● **Work to be completed**
Set out each line from the following listing that includes the word "provision".

Records contained in a dataset

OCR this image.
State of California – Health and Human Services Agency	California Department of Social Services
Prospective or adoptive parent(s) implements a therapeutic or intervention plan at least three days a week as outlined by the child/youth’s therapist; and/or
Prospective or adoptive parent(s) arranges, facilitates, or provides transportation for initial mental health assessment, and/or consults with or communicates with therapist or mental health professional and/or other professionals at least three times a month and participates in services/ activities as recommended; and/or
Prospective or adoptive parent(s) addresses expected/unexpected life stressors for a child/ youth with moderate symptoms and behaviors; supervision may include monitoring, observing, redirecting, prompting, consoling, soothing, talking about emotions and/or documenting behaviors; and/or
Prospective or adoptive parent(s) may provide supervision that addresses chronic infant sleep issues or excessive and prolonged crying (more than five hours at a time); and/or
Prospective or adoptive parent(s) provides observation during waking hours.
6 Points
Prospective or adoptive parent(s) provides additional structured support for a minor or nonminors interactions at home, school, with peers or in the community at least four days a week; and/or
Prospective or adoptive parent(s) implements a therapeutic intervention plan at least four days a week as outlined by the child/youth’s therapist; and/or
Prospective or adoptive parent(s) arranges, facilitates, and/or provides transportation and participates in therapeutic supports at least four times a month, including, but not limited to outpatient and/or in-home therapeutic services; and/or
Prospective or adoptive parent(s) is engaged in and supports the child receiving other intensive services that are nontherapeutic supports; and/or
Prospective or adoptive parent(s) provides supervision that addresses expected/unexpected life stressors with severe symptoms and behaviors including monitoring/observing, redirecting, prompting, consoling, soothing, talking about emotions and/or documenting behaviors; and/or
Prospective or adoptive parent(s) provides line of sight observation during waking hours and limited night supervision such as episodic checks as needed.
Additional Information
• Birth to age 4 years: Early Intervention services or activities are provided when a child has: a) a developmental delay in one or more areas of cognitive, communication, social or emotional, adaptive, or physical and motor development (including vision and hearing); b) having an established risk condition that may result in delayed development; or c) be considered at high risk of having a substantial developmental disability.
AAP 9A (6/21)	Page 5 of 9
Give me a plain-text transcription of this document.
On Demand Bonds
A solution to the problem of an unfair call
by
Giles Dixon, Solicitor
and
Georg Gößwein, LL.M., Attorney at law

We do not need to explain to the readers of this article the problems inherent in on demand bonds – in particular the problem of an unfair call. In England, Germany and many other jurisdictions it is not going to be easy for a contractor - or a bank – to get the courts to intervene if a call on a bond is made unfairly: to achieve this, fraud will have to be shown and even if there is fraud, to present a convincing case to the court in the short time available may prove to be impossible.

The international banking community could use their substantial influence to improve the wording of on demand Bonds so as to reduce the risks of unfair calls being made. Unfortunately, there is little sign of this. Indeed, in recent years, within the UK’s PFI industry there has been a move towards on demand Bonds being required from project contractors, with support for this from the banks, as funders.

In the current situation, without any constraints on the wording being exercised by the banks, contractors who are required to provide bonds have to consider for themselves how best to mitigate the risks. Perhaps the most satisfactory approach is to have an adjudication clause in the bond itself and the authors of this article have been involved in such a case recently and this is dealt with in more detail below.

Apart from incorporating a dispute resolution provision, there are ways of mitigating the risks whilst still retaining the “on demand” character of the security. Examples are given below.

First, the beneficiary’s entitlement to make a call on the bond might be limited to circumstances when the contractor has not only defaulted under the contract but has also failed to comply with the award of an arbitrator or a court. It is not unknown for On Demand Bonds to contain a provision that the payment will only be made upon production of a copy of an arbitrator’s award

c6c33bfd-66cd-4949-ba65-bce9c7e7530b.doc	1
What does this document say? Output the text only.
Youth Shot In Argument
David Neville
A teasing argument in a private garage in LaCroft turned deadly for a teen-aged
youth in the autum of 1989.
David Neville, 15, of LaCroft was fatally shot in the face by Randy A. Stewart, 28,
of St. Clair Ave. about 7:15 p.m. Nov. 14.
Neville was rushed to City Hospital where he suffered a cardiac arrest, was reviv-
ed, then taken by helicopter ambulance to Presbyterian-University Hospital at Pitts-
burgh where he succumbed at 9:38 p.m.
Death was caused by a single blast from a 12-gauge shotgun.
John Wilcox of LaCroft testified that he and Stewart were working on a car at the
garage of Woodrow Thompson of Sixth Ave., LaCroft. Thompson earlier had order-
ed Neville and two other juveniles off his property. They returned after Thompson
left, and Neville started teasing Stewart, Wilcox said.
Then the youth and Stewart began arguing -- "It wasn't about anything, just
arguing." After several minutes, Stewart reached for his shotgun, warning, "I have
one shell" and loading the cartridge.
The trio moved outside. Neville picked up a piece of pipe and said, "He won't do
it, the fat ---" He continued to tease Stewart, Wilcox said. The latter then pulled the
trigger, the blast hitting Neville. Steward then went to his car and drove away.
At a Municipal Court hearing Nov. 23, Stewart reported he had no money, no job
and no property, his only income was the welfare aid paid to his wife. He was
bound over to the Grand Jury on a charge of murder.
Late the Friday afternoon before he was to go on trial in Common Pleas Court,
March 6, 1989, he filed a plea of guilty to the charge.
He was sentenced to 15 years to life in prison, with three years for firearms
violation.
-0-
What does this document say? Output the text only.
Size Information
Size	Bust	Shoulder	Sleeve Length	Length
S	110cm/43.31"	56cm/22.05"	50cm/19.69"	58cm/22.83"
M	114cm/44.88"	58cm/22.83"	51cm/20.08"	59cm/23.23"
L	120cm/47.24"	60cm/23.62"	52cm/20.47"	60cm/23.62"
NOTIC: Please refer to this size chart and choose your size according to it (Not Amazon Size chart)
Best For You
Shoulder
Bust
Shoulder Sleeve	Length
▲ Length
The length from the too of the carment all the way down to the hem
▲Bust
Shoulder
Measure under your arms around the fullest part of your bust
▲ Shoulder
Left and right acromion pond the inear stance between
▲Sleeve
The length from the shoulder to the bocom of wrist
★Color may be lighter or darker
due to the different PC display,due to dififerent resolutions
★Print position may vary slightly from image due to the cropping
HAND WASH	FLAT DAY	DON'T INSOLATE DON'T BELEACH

● **The output**
Apart from incorporating a dispute resolution provision, there are ways of mitigating the risks whilst still retaining the “on demand” character of the security. Examples are given below.
First, the beneficiary’s entitlement to make a call on the bond might be limited to circumstances when the contractor has not only defaulted under the contract but has also failed to comply with the award of an arbitrator or a court. It is not unknown for On Demand Bonds to contain a provision that the payment will only be made upon production of a copy of an arbitrator’s award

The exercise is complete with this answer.